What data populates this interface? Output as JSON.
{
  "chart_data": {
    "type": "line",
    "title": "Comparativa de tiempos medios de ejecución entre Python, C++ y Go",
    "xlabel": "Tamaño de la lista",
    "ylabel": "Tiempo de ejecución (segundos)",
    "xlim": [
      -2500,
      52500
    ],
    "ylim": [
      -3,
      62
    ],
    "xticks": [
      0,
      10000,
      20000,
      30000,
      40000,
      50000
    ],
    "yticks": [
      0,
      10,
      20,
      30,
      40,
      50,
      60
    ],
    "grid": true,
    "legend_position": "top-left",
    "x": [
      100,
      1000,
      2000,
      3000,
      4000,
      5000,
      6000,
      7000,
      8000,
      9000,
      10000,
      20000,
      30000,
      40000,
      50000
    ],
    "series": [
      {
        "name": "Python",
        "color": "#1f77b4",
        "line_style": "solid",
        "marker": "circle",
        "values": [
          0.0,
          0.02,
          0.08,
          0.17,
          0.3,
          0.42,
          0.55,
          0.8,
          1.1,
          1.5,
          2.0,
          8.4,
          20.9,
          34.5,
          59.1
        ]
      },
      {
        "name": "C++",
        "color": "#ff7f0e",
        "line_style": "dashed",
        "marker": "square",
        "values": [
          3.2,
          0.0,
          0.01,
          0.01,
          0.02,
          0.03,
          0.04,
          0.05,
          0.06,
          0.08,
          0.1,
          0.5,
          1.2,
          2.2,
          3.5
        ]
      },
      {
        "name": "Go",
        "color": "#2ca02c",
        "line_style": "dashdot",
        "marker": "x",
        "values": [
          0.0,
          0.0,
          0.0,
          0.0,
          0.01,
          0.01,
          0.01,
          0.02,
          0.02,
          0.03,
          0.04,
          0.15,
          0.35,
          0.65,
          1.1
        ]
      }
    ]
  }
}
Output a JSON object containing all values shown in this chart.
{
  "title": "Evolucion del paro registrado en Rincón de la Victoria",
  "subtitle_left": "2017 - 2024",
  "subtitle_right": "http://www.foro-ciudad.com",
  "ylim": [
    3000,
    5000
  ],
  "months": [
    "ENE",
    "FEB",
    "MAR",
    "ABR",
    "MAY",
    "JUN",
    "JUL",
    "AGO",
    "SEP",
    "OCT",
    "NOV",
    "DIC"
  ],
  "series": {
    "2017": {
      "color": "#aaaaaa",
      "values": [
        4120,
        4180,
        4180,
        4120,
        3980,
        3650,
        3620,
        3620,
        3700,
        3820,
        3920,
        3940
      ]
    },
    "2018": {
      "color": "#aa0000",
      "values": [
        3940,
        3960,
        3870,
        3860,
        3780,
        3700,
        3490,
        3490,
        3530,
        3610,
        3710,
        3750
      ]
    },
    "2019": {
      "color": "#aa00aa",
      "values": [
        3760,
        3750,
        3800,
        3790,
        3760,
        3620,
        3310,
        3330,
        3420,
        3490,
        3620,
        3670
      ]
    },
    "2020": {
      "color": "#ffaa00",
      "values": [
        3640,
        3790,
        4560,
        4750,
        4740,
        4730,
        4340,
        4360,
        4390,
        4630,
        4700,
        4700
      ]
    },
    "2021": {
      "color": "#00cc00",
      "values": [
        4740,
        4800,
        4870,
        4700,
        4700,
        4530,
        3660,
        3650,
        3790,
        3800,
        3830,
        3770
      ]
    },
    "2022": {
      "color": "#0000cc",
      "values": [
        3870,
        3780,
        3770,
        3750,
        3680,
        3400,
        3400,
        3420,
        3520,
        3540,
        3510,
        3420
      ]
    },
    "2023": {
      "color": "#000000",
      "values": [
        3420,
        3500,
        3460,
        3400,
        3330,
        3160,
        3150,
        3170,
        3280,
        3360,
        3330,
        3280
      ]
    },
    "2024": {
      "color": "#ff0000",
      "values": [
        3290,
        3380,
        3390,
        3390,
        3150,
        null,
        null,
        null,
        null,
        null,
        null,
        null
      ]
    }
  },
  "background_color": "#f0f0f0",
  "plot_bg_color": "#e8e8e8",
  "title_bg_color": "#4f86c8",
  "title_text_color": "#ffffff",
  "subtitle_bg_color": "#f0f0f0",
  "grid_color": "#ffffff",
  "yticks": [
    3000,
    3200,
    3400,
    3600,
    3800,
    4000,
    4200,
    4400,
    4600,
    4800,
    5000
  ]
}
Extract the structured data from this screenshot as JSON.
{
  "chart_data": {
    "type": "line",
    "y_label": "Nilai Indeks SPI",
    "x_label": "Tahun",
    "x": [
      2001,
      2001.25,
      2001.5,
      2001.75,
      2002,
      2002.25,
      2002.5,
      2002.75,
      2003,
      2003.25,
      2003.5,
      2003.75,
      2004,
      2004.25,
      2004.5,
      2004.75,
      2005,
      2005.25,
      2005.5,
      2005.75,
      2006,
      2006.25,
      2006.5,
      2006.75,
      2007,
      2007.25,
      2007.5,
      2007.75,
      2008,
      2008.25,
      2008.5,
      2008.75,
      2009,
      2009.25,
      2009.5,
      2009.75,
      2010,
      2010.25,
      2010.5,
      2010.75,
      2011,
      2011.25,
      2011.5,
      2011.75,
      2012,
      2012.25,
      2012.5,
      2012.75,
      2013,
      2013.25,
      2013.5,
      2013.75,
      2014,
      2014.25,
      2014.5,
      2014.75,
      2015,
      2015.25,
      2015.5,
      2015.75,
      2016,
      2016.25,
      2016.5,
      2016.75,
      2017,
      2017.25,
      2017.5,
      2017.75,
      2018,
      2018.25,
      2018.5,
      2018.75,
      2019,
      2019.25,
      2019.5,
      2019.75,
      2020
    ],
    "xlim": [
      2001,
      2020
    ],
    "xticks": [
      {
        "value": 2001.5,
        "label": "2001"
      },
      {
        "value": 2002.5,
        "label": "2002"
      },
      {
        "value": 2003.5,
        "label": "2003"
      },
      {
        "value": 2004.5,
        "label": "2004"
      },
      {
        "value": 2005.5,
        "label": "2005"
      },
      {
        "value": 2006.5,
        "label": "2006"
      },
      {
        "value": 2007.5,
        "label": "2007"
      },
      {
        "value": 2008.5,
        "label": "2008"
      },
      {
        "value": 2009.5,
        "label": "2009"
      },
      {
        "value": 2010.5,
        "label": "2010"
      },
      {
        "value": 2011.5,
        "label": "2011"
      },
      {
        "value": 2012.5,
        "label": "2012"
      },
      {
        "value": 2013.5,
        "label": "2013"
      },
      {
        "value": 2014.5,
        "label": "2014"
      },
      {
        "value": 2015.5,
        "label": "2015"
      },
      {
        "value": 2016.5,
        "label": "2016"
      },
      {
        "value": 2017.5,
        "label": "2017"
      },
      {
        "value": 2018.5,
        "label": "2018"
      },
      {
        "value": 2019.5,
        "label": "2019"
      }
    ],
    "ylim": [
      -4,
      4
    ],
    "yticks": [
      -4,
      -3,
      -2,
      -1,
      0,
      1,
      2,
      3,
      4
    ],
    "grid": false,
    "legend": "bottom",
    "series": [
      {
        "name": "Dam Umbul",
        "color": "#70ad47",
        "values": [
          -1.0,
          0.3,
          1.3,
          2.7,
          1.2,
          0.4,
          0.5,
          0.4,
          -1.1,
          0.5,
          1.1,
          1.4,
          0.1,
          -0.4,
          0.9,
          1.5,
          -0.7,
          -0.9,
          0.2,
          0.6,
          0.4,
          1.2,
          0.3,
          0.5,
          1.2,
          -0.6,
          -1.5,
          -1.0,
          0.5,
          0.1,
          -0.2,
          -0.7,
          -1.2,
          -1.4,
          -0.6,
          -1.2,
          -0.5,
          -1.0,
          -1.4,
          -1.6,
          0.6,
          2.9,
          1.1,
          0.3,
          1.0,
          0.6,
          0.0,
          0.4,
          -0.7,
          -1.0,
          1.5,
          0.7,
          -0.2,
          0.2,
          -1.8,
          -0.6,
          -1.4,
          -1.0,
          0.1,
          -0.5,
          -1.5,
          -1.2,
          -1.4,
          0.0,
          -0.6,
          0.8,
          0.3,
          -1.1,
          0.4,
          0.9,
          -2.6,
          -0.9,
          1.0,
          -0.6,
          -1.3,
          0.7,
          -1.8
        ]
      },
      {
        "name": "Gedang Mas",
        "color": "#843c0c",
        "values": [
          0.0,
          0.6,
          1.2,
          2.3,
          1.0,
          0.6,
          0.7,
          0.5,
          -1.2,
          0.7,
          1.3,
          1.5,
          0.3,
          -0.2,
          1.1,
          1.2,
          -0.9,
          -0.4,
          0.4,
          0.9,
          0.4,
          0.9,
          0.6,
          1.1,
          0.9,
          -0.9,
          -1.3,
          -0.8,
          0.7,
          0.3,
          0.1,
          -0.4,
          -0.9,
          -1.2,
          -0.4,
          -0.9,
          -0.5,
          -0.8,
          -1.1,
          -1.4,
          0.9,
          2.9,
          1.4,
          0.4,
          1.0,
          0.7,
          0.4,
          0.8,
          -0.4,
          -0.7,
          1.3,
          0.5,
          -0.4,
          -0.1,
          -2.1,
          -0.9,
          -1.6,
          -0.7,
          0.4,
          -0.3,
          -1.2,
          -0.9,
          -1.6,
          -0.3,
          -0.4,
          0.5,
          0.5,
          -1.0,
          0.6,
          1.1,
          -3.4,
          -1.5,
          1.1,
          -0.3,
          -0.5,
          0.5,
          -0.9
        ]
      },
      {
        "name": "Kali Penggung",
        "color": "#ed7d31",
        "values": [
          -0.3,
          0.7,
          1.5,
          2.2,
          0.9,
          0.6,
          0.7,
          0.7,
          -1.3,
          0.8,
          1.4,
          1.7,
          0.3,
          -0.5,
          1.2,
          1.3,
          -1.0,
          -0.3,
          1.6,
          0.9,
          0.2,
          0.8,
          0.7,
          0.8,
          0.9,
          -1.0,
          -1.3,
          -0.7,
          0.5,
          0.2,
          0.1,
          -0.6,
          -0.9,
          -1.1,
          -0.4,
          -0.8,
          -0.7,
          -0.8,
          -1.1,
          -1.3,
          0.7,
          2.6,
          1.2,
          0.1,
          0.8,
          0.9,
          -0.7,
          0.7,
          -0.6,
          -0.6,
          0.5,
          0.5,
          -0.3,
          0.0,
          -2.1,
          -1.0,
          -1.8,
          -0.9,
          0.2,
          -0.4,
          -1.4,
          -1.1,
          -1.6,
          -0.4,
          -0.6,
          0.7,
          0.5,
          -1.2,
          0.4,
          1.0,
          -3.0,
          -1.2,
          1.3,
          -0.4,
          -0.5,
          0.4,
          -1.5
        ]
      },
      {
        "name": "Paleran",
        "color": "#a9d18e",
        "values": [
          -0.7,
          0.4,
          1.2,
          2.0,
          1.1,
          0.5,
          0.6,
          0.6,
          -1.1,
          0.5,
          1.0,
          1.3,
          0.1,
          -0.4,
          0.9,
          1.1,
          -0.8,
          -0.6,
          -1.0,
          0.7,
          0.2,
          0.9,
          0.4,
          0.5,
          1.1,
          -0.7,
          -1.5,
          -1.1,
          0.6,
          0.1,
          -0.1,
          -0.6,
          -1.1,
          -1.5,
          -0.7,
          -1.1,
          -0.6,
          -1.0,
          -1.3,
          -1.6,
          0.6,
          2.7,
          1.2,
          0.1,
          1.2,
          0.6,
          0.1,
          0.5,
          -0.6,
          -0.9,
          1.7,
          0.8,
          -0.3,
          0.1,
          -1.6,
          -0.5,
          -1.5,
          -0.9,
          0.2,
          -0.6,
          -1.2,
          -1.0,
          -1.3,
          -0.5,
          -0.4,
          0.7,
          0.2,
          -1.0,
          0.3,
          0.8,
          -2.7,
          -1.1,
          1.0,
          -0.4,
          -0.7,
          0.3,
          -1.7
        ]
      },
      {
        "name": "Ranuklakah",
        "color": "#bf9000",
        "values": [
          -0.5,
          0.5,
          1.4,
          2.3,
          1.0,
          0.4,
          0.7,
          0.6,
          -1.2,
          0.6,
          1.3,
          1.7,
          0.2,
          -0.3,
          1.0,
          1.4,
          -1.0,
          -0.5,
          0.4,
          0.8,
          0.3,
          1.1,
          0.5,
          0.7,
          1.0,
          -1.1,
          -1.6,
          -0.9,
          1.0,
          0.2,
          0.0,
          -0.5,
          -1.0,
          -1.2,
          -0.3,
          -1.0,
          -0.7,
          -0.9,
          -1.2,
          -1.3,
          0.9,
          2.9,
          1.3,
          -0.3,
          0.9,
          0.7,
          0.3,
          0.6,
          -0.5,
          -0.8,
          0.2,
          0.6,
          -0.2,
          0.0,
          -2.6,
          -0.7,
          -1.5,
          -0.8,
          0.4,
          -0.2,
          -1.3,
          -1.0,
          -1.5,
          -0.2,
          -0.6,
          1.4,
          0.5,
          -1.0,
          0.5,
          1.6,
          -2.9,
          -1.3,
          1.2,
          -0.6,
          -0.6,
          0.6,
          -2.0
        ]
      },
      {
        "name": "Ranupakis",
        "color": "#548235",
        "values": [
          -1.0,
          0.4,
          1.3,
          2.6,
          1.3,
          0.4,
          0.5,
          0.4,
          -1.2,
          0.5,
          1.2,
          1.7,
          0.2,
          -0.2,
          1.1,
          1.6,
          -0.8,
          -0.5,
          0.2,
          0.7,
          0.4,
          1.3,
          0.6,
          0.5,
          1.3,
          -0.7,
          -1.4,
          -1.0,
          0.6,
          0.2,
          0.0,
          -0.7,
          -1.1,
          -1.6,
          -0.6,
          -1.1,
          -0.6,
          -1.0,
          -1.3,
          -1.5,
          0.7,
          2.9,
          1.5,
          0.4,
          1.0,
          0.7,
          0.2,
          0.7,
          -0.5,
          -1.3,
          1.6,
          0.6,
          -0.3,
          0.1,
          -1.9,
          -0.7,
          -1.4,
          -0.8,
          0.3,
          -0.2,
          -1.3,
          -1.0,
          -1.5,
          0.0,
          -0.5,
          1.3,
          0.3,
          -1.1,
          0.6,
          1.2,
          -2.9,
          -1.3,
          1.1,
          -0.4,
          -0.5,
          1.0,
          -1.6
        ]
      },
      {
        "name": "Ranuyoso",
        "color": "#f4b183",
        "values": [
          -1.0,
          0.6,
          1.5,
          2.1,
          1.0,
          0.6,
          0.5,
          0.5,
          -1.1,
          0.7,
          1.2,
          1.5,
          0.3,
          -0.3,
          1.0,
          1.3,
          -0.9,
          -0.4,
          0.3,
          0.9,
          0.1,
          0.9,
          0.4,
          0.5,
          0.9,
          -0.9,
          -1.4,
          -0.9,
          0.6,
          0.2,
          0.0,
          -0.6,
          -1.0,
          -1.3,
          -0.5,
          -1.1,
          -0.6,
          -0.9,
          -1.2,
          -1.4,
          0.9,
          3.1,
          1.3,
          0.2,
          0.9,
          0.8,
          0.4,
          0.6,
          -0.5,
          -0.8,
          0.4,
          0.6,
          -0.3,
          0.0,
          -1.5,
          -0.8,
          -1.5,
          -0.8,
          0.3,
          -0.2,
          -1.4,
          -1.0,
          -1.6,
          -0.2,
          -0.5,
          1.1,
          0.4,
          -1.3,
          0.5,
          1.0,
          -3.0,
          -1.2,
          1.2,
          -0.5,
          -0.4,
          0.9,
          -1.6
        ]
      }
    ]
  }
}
= = = =
■ PROBLEM:
Search the preceding listing for the word "Python" and pull out every line that holds it.

■ RESPONSE:
    "title": "Comparativa de tiempos medios de ejecución entre Python, C++ y Go",
        "name": "Python",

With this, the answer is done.